**Problem requirements**
Copy these lines word for word, covering all of the data, and leave the pictures out.

[begin Records]

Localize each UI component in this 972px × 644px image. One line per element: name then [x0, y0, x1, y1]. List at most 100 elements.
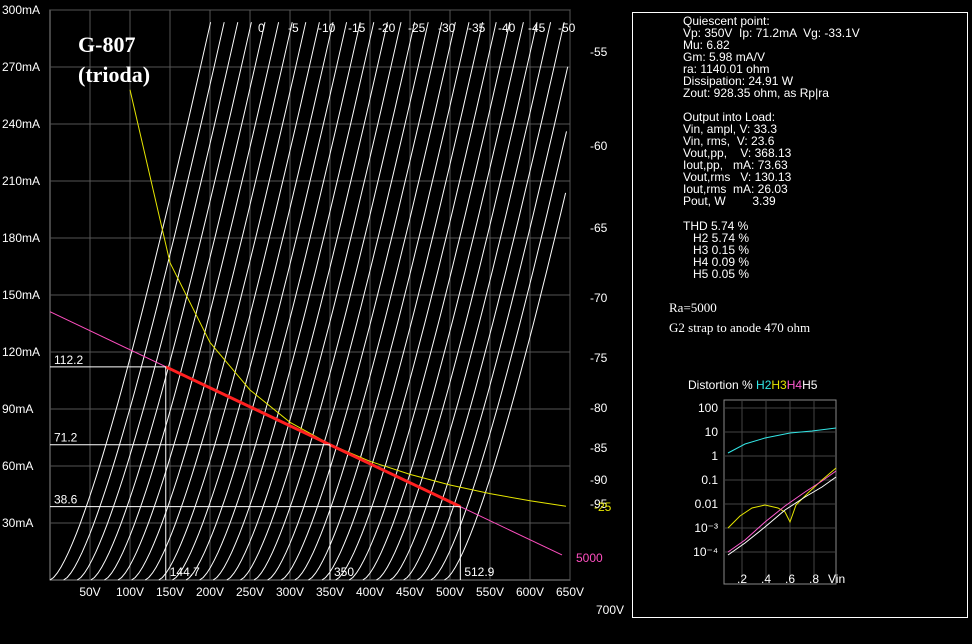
y-tick-label: 240mA [2, 117, 40, 131]
plate-curve [76, 22, 239, 581]
quiescent-line: Vp: 350V Ip: 71.2mA Vg: -33.1V [683, 26, 860, 40]
load-line-and-operating-point: 5000 112.2 144.7 71.2 350 38.6 512.9 [49, 89, 603, 580]
thd-total: THD 5.74 % [683, 219, 749, 233]
plate-curve [280, 22, 443, 581]
plate-curve [240, 22, 402, 581]
quiescent-title: Quiescent point: [683, 14, 770, 28]
vg-label-top: -35 [468, 21, 486, 35]
plate-curve [321, 22, 484, 581]
plate-curve [158, 22, 320, 581]
vg-end-label: -25 [594, 500, 612, 514]
g2-note: G2 strap to anode 470 ohm [669, 320, 811, 335]
swing-ip-label: 71.2 [54, 431, 78, 445]
swing-vp-label: 350 [334, 565, 354, 579]
legend-h5: H5 [802, 378, 818, 392]
ra-value: ra: 1140.01 ohm [683, 62, 770, 76]
vin-ampl: Vin, ampl, V: 33.3 [683, 122, 778, 136]
tube-mode: (trioda) [78, 62, 151, 87]
vg-label-top: -5 [288, 21, 299, 35]
plate-curve [348, 22, 511, 581]
vg-label-right: -60 [590, 139, 608, 153]
vin-rms: Vin, rms, V: 23.6 [683, 134, 775, 148]
dissipation-value: Dissipation: 24.91 W [683, 74, 794, 88]
x-tick-label: 600V [516, 585, 544, 599]
plate-curves [49, 22, 569, 581]
plate-curve [185, 22, 348, 581]
vg-label-top: -30 [438, 21, 456, 35]
plate-curve [403, 22, 565, 581]
x-tick-label: 200V [196, 585, 224, 599]
plate-curve [212, 22, 375, 581]
x-tick-label: 500V [436, 585, 464, 599]
y-tick-label: 180mA [2, 231, 40, 245]
vg-label-right: -85 [590, 441, 608, 455]
vg-label-top: -25 [408, 21, 426, 35]
legend-h3: H3 [771, 378, 787, 392]
gm-value: Gm: 5.98 mA/V [683, 50, 766, 64]
vg-label-right: -95 [590, 497, 608, 511]
x-tick-label: 150V [156, 585, 184, 599]
x-axis-labels: 50V 100V 150V 200V 250V 300V 350V 400V 450V 500V 5… [79, 585, 624, 617]
output-title: Output into Load: [683, 110, 776, 124]
vg-label-right: -75 [590, 351, 608, 365]
thd-h2: H2 5.74 % [683, 231, 750, 245]
vg-label-right: -55 [590, 45, 608, 59]
y-tick-label: 60mA [2, 459, 33, 473]
distortion-title-text: Distortion % [688, 378, 753, 392]
x-tick-label: 50V [79, 585, 100, 599]
vg-label-top: -10 [318, 21, 336, 35]
x-tick-label: 400V [356, 585, 384, 599]
plate-curve [444, 192, 567, 581]
vg-label-top: 0 [258, 21, 265, 35]
plate-curve [430, 131, 567, 581]
y-tick-label: 300mA [2, 3, 40, 17]
vout-pp: Vout,pp, V: 368.13 [683, 146, 792, 160]
y-tick-label: 90mA [2, 402, 33, 416]
x-tick-label: 700V [596, 603, 624, 617]
vout-rms: Vout,rms V: 130.13 [683, 170, 792, 184]
plate-curve [376, 22, 538, 581]
x-tick-label: 300V [276, 585, 304, 599]
thd-h3: H3 0.15 % [683, 243, 750, 257]
plate-curve [131, 22, 293, 581]
load-line-label: 5000 [576, 551, 603, 565]
y-tick-label: 150mA [2, 288, 40, 302]
x-tick-label: 450V [396, 585, 424, 599]
plate-curve [226, 22, 388, 581]
tube-name: G-807 [78, 32, 136, 57]
plate-curve [308, 22, 470, 581]
pout: Pout, W 3.39 [683, 194, 776, 208]
plate-curve [63, 22, 225, 581]
mu-value: Mu: 6.82 [683, 38, 730, 52]
vg-label-top: -20 [378, 21, 396, 35]
plate-curve [416, 66, 569, 581]
info-panel: Quiescent point: Vp: 350V Ip: 71.2mA Vg:… [632, 12, 968, 618]
grid [50, 9, 571, 580]
plate-curve [144, 22, 307, 581]
legend-h2: H2 [756, 378, 772, 392]
x-tick-label: 650V [556, 585, 584, 599]
y-tick-label: 210mA [2, 174, 40, 188]
swing-ip-label: 112.2 [54, 353, 83, 367]
thd-h5: H5 0.05 % [683, 267, 750, 281]
plate-curve [294, 22, 456, 581]
distortion-title: Distortion % H2H3H4H5 [688, 379, 817, 391]
vg-label-right: -70 [590, 291, 608, 305]
vg-label-top: -15 [348, 21, 366, 35]
vg-label-right: -80 [590, 401, 608, 415]
vg-label-right: -65 [590, 221, 608, 235]
plate-curve [104, 22, 266, 581]
plate-curve [49, 22, 212, 581]
plate-curve [117, 22, 280, 581]
plate-curve [199, 22, 361, 581]
zout-value: Zout: 928.35 ohm, as Rp|ra [683, 86, 829, 100]
x-tick-label: 100V [116, 585, 144, 599]
iout-rms: Iout,rms mA: 26.03 [683, 182, 788, 196]
y-tick-label: 120mA [2, 345, 40, 359]
plate-curve [90, 22, 252, 581]
tube-title: G-807 (trioda) [78, 30, 150, 90]
x-tick-label: 550V [476, 585, 504, 599]
plate-curve [389, 22, 552, 581]
y-tick-label: 270mA [2, 60, 40, 74]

[end Records]

**Answer to the problem**
Localize each UI component in this 972px × 644px image. One line per element: name then [x0, y0, x1, y1]. List at most 100 elements.
y-tick-label: 240mA [2, 117, 40, 131]
plate-curve [76, 22, 239, 581]
quiescent-line: Vp: 350V Ip: 71.2mA Vg: -33.1V [683, 26, 860, 40]
load-line-and-operating-point: 5000 112.2 144.7 71.2 350 38.6 512.9 [49, 89, 603, 580]
thd-total: THD 5.74 % [683, 219, 749, 233]
plate-curve [280, 22, 443, 581]
plate-curve [240, 22, 402, 581]
quiescent-title: Quiescent point: [683, 14, 770, 28]
vg-label-top: -35 [468, 21, 486, 35]
plate-curve [321, 22, 484, 581]
plate-curve [158, 22, 320, 581]
vg-end-label: -25 [594, 500, 612, 514]
g2-note: G2 strap to anode 470 ohm [669, 320, 811, 335]
swing-ip-label: 71.2 [54, 431, 78, 445]
swing-vp-label: 350 [334, 565, 354, 579]
legend-h5: H5 [802, 378, 818, 392]
ra-value: ra: 1140.01 ohm [683, 62, 770, 76]
vin-ampl: Vin, ampl, V: 33.3 [683, 122, 778, 136]
tube-mode: (trioda) [78, 62, 151, 87]
vg-label-top: -5 [288, 21, 299, 35]
plate-curve [348, 22, 511, 581]
vg-label-right: -60 [590, 139, 608, 153]
vin-rms: Vin, rms, V: 23.6 [683, 134, 775, 148]
dissipation-value: Dissipation: 24.91 W [683, 74, 794, 88]
x-tick-label: 600V [516, 585, 544, 599]
plate-curves [49, 22, 569, 581]
plate-curve [185, 22, 348, 581]
vg-label-top: -30 [438, 21, 456, 35]
plate-curve [403, 22, 565, 581]
x-tick-label: 200V [196, 585, 224, 599]
plate-curve [212, 22, 375, 581]
x-tick-label: 500V [436, 585, 464, 599]
y-tick-label: 180mA [2, 231, 40, 245]
vg-label-right: -85 [590, 441, 608, 455]
vg-label-top: -25 [408, 21, 426, 35]
legend-h3: H3 [771, 378, 787, 392]
gm-value: Gm: 5.98 mA/V [683, 50, 766, 64]
vg-label-right: -95 [590, 497, 608, 511]
x-tick-label: 150V [156, 585, 184, 599]
x-axis-labels: 50V 100V 150V 200V 250V 300V 350V 400V 450V 500V 5… [79, 585, 624, 617]
output-title: Output into Load: [683, 110, 776, 124]
vg-label-right: -75 [590, 351, 608, 365]
thd-h2: H2 5.74 % [683, 231, 750, 245]
vg-label-right: -55 [590, 45, 608, 59]
y-tick-label: 60mA [2, 459, 33, 473]
distortion-title-text: Distortion % [688, 378, 753, 392]
x-tick-label: 50V [79, 585, 100, 599]
vg-label-top: -10 [318, 21, 336, 35]
x-tick-label: 400V [356, 585, 384, 599]
plate-curve [444, 192, 567, 581]
vg-label-top: 0 [258, 21, 265, 35]
plate-curve [430, 131, 567, 581]
y-tick-label: 300mA [2, 3, 40, 17]
vout-pp: Vout,pp, V: 368.13 [683, 146, 792, 160]
y-tick-label: 90mA [2, 402, 33, 416]
x-tick-label: 700V [596, 603, 624, 617]
vout-rms: Vout,rms V: 130.13 [683, 170, 792, 184]
plate-curve [376, 22, 538, 581]
x-tick-label: 300V [276, 585, 304, 599]
thd-h3: H3 0.15 % [683, 243, 750, 257]
plate-curve [131, 22, 293, 581]
load-line-label: 5000 [576, 551, 603, 565]
y-tick-label: 150mA [2, 288, 40, 302]
x-tick-label: 450V [396, 585, 424, 599]
plate-curve [226, 22, 388, 581]
tube-name: G-807 [78, 32, 136, 57]
plate-curve [308, 22, 470, 581]
pout: Pout, W 3.39 [683, 194, 776, 208]
plate-curve [63, 22, 225, 581]
mu-value: Mu: 6.82 [683, 38, 730, 52]
vg-label-top: -20 [378, 21, 396, 35]
plate-curve [416, 66, 569, 581]
info-panel: Quiescent point: Vp: 350V Ip: 71.2mA Vg:… [632, 12, 968, 618]
grid [50, 9, 571, 580]
plate-curve [144, 22, 307, 581]
legend-h2: H2 [756, 378, 772, 392]
x-tick-label: 650V [556, 585, 584, 599]
y-tick-label: 210mA [2, 174, 40, 188]
swing-ip-label: 112.2 [54, 353, 83, 367]
thd-h5: H5 0.05 % [683, 267, 750, 281]
plate-curve [294, 22, 456, 581]
distortion-title: Distortion % H2H3H4H5 [688, 379, 817, 391]
vg-label-right: -70 [590, 291, 608, 305]
vg-label-top: -15 [348, 21, 366, 35]
vg-label-right: -80 [590, 401, 608, 415]
vg-label-right: -65 [590, 221, 608, 235]
plate-curve [104, 22, 266, 581]
plate-curve [49, 22, 212, 581]
plate-curve [117, 22, 280, 581]
plate-curve [199, 22, 361, 581]
zout-value: Zout: 928.35 ohm, as Rp|ra [683, 86, 829, 100]
x-tick-label: 100V [116, 585, 144, 599]
iout-rms: Iout,rms mA: 26.03 [683, 182, 788, 196]
y-tick-label: 120mA [2, 345, 40, 359]
plate-curve [90, 22, 252, 581]
tube-title: G-807 (trioda) [78, 30, 150, 90]
x-tick-label: 550V [476, 585, 504, 599]
plate-curve [389, 22, 552, 581]
y-tick-label: 270mA [2, 60, 40, 74]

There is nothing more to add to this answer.